Source data:
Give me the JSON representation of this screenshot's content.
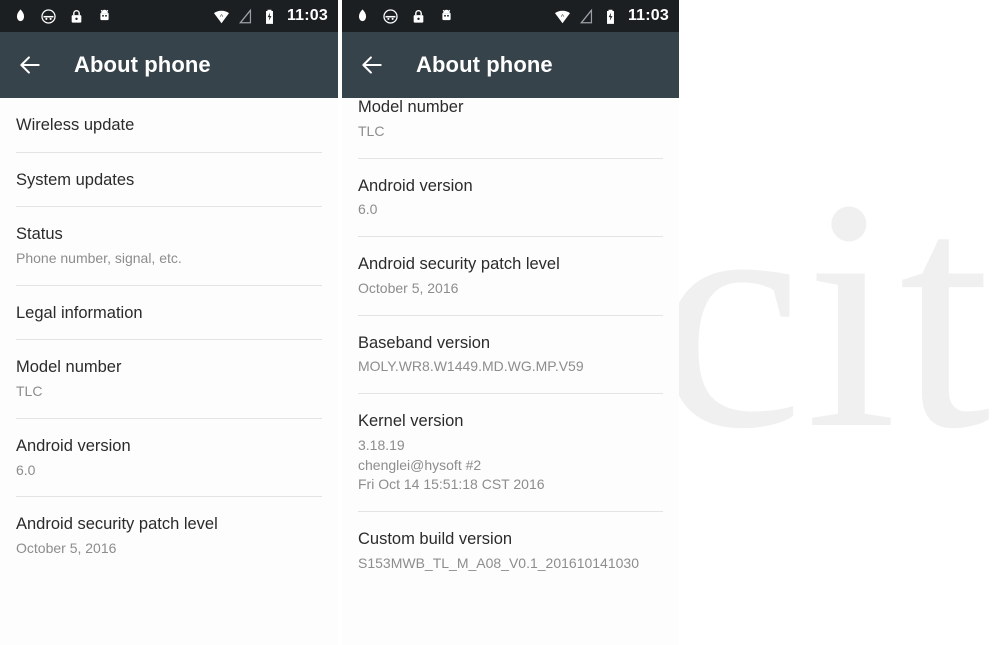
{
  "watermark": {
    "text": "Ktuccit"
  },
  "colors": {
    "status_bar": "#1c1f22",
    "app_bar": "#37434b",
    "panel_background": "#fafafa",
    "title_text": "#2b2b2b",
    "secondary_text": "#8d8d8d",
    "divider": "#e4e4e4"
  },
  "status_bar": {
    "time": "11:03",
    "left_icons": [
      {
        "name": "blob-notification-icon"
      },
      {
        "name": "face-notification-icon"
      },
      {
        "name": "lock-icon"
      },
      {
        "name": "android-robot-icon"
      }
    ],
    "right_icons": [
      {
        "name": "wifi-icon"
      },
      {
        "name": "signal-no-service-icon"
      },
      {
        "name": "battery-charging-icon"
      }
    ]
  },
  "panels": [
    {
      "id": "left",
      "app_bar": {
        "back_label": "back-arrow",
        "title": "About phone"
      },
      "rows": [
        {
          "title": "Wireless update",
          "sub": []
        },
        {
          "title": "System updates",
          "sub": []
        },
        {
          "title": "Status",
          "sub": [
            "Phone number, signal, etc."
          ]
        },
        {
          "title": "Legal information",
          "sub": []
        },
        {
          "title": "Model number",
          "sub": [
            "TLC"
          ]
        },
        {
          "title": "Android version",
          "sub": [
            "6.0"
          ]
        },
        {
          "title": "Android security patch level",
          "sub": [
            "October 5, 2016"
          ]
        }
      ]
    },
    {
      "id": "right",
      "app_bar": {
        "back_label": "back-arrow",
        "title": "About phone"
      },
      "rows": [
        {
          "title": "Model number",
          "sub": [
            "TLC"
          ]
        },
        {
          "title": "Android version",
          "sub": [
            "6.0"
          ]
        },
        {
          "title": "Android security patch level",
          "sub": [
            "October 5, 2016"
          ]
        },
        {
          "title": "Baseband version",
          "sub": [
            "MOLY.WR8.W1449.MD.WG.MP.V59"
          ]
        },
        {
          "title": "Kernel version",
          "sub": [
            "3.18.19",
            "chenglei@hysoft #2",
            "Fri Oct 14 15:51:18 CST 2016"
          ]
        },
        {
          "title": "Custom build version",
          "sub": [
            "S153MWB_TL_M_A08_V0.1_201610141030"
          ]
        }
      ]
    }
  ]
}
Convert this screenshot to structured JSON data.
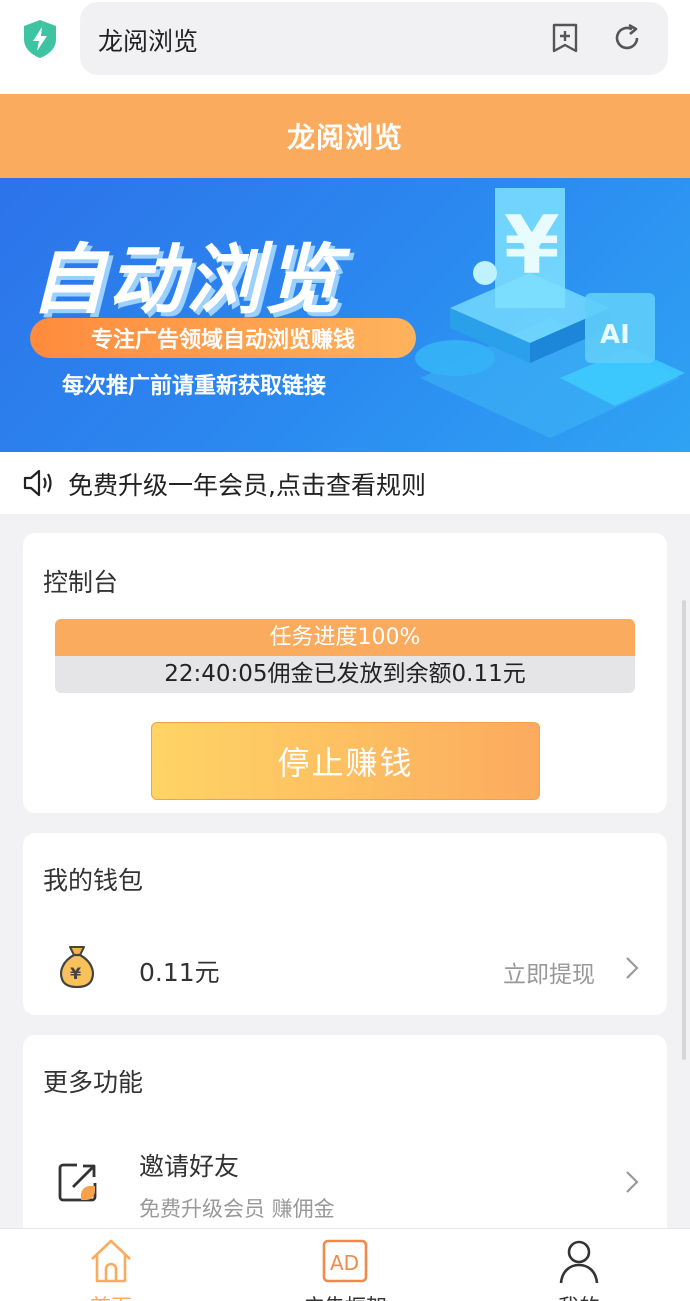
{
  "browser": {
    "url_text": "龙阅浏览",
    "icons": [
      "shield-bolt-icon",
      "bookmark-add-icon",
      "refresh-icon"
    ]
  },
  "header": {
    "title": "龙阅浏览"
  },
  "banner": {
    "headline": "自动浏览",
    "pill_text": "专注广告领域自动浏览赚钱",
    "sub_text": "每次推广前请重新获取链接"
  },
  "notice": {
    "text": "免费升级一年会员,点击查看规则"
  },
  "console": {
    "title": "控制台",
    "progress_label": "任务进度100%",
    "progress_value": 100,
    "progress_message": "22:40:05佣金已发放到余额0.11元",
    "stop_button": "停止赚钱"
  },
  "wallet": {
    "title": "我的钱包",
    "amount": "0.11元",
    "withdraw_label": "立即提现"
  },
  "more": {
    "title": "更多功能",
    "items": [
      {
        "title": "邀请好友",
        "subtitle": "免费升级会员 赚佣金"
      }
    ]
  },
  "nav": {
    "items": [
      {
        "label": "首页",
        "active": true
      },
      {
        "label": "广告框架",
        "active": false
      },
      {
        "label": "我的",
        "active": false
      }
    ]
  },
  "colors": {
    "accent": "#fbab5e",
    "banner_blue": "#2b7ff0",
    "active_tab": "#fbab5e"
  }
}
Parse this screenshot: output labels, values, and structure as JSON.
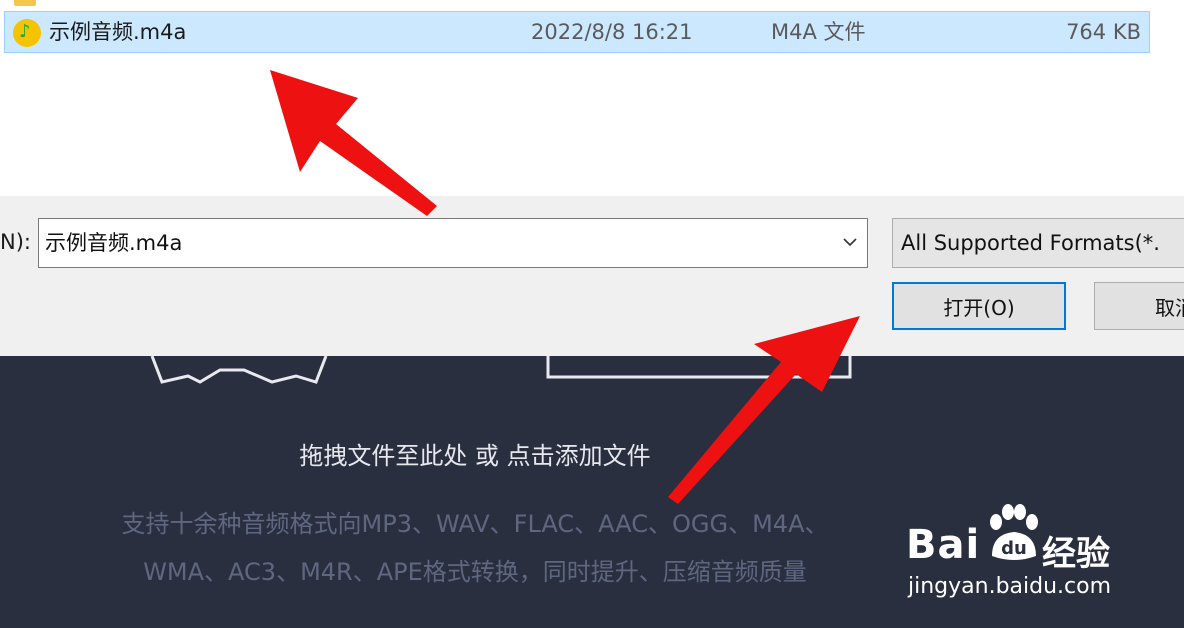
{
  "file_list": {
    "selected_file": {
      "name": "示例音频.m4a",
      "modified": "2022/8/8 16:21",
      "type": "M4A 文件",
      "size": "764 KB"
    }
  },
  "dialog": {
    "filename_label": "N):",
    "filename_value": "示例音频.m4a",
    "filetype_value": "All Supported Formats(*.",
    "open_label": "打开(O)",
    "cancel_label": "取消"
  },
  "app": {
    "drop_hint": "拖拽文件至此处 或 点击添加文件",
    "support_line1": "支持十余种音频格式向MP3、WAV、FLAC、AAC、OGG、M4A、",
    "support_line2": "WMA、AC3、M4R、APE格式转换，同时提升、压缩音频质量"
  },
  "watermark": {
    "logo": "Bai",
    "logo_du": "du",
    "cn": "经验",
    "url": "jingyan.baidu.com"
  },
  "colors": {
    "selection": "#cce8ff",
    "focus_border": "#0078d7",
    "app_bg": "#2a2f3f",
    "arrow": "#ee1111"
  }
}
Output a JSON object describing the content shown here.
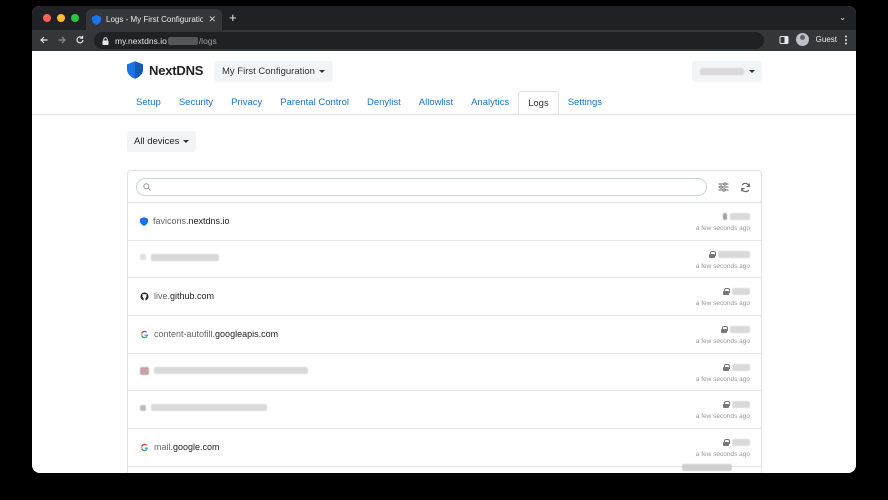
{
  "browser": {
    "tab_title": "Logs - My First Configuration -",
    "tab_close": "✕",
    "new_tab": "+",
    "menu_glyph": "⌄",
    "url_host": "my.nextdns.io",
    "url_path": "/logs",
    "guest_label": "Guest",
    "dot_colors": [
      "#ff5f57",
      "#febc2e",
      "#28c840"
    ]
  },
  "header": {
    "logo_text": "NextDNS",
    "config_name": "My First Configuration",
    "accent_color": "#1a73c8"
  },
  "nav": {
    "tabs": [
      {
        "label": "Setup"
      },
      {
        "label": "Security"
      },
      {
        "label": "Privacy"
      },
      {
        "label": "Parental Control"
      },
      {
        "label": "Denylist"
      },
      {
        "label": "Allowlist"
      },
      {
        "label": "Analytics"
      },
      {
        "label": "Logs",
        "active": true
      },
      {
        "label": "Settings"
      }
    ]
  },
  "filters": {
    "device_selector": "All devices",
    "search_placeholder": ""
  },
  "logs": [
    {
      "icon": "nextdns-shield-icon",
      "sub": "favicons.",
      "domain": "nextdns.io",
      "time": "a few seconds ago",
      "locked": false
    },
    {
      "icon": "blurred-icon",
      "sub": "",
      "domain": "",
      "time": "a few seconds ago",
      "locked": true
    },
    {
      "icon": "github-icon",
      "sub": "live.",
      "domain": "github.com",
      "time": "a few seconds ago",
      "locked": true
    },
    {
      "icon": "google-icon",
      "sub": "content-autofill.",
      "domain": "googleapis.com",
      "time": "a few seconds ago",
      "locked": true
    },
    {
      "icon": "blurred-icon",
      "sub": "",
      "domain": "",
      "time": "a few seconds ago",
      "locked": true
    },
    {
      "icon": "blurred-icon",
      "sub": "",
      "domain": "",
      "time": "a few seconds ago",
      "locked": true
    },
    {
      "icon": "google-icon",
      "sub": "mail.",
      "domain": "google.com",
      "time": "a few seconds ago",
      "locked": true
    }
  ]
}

The exercise:
Transcribe the records above exactly as they appear, leaving out any pictures.

Exercise solution:
Give me the JSON representation of this screenshot's content.
{
  "watermark": {
    "text": "Ktuccit"
  },
  "colors": {
    "status_bar": "#1c1f22",
    "app_bar": "#37434b",
    "panel_background": "#fafafa",
    "title_text": "#2b2b2b",
    "secondary_text": "#8d8d8d",
    "divider": "#e4e4e4"
  },
  "status_bar": {
    "time": "11:03",
    "left_icons": [
      {
        "name": "blob-notification-icon"
      },
      {
        "name": "face-notification-icon"
      },
      {
        "name": "lock-icon"
      },
      {
        "name": "android-robot-icon"
      }
    ],
    "right_icons": [
      {
        "name": "wifi-icon"
      },
      {
        "name": "signal-no-service-icon"
      },
      {
        "name": "battery-charging-icon"
      }
    ]
  },
  "panels": [
    {
      "id": "left",
      "app_bar": {
        "back_label": "back-arrow",
        "title": "About phone"
      },
      "rows": [
        {
          "title": "Wireless update",
          "sub": []
        },
        {
          "title": "System updates",
          "sub": []
        },
        {
          "title": "Status",
          "sub": [
            "Phone number, signal, etc."
          ]
        },
        {
          "title": "Legal information",
          "sub": []
        },
        {
          "title": "Model number",
          "sub": [
            "TLC"
          ]
        },
        {
          "title": "Android version",
          "sub": [
            "6.0"
          ]
        },
        {
          "title": "Android security patch level",
          "sub": [
            "October 5, 2016"
          ]
        }
      ]
    },
    {
      "id": "right",
      "app_bar": {
        "back_label": "back-arrow",
        "title": "About phone"
      },
      "rows": [
        {
          "title": "Model number",
          "sub": [
            "TLC"
          ]
        },
        {
          "title": "Android version",
          "sub": [
            "6.0"
          ]
        },
        {
          "title": "Android security patch level",
          "sub": [
            "October 5, 2016"
          ]
        },
        {
          "title": "Baseband version",
          "sub": [
            "MOLY.WR8.W1449.MD.WG.MP.V59"
          ]
        },
        {
          "title": "Kernel version",
          "sub": [
            "3.18.19",
            "chenglei@hysoft #2",
            "Fri Oct 14 15:51:18 CST 2016"
          ]
        },
        {
          "title": "Custom build version",
          "sub": [
            "S153MWB_TL_M_A08_V0.1_201610141030"
          ]
        }
      ]
    }
  ]
}
Convert this screenshot to structured JSON data.
{
  "browser": {
    "url_text": "龙阅浏览",
    "icons": [
      "shield-bolt-icon",
      "bookmark-add-icon",
      "refresh-icon"
    ]
  },
  "header": {
    "title": "龙阅浏览"
  },
  "banner": {
    "headline": "自动浏览",
    "pill_text": "专注广告领域自动浏览赚钱",
    "sub_text": "每次推广前请重新获取链接"
  },
  "notice": {
    "text": "免费升级一年会员,点击查看规则"
  },
  "console": {
    "title": "控制台",
    "progress_label": "任务进度100%",
    "progress_value": 100,
    "progress_message": "22:40:05佣金已发放到余额0.11元",
    "stop_button": "停止赚钱"
  },
  "wallet": {
    "title": "我的钱包",
    "amount": "0.11元",
    "withdraw_label": "立即提现"
  },
  "more": {
    "title": "更多功能",
    "items": [
      {
        "title": "邀请好友",
        "subtitle": "免费升级会员 赚佣金"
      }
    ]
  },
  "nav": {
    "items": [
      {
        "label": "首页",
        "active": true
      },
      {
        "label": "广告框架",
        "active": false
      },
      {
        "label": "我的",
        "active": false
      }
    ]
  },
  "colors": {
    "accent": "#fbab5e",
    "banner_blue": "#2b7ff0",
    "active_tab": "#fbab5e"
  }
}
Parse this screenshot: output labels, values, and structure as JSON.
{
  "file_list": {
    "selected_file": {
      "name": "示例音频.m4a",
      "modified": "2022/8/8 16:21",
      "type": "M4A 文件",
      "size": "764 KB"
    }
  },
  "dialog": {
    "filename_label": "N):",
    "filename_value": "示例音频.m4a",
    "filetype_value": "All Supported Formats(*.",
    "open_label": "打开(O)",
    "cancel_label": "取消"
  },
  "app": {
    "drop_hint": "拖拽文件至此处 或 点击添加文件",
    "support_line1": "支持十余种音频格式向MP3、WAV、FLAC、AAC、OGG、M4A、",
    "support_line2": "WMA、AC3、M4R、APE格式转换，同时提升、压缩音频质量"
  },
  "watermark": {
    "logo": "Bai",
    "logo_du": "du",
    "cn": "经验",
    "url": "jingyan.baidu.com"
  },
  "colors": {
    "selection": "#cce8ff",
    "focus_border": "#0078d7",
    "app_bg": "#2a2f3f",
    "arrow": "#ee1111"
  }
}
Output a JSON object describing the content shown here.
{
  "browser": {
    "tab_title": "Logs - My First Configuration -",
    "tab_close": "✕",
    "new_tab": "+",
    "menu_glyph": "⌄",
    "url_host": "my.nextdns.io",
    "url_path": "/logs",
    "guest_label": "Guest",
    "dot_colors": [
      "#ff5f57",
      "#febc2e",
      "#28c840"
    ]
  },
  "header": {
    "logo_text": "NextDNS",
    "config_name": "My First Configuration",
    "accent_color": "#1a73c8"
  },
  "nav": {
    "tabs": [
      {
        "label": "Setup"
      },
      {
        "label": "Security"
      },
      {
        "label": "Privacy"
      },
      {
        "label": "Parental Control"
      },
      {
        "label": "Denylist"
      },
      {
        "label": "Allowlist"
      },
      {
        "label": "Analytics"
      },
      {
        "label": "Logs",
        "active": true
      },
      {
        "label": "Settings"
      }
    ]
  },
  "filters": {
    "device_selector": "All devices",
    "search_placeholder": ""
  },
  "logs": [
    {
      "icon": "nextdns-shield-icon",
      "sub": "favicons.",
      "domain": "nextdns.io",
      "time": "a few seconds ago",
      "locked": false
    },
    {
      "icon": "blurred-icon",
      "sub": "",
      "domain": "",
      "time": "a few seconds ago",
      "locked": true
    },
    {
      "icon": "github-icon",
      "sub": "live.",
      "domain": "github.com",
      "time": "a few seconds ago",
      "locked": true
    },
    {
      "icon": "google-icon",
      "sub": "content-autofill.",
      "domain": "googleapis.com",
      "time": "a few seconds ago",
      "locked": true
    },
    {
      "icon": "blurred-icon",
      "sub": "",
      "domain": "",
      "time": "a few seconds ago",
      "locked": true
    },
    {
      "icon": "blurred-icon",
      "sub": "",
      "domain": "",
      "time": "a few seconds ago",
      "locked": true
    },
    {
      "icon": "google-icon",
      "sub": "mail.",
      "domain": "google.com",
      "time": "a few seconds ago",
      "locked": true
    }
  ]
}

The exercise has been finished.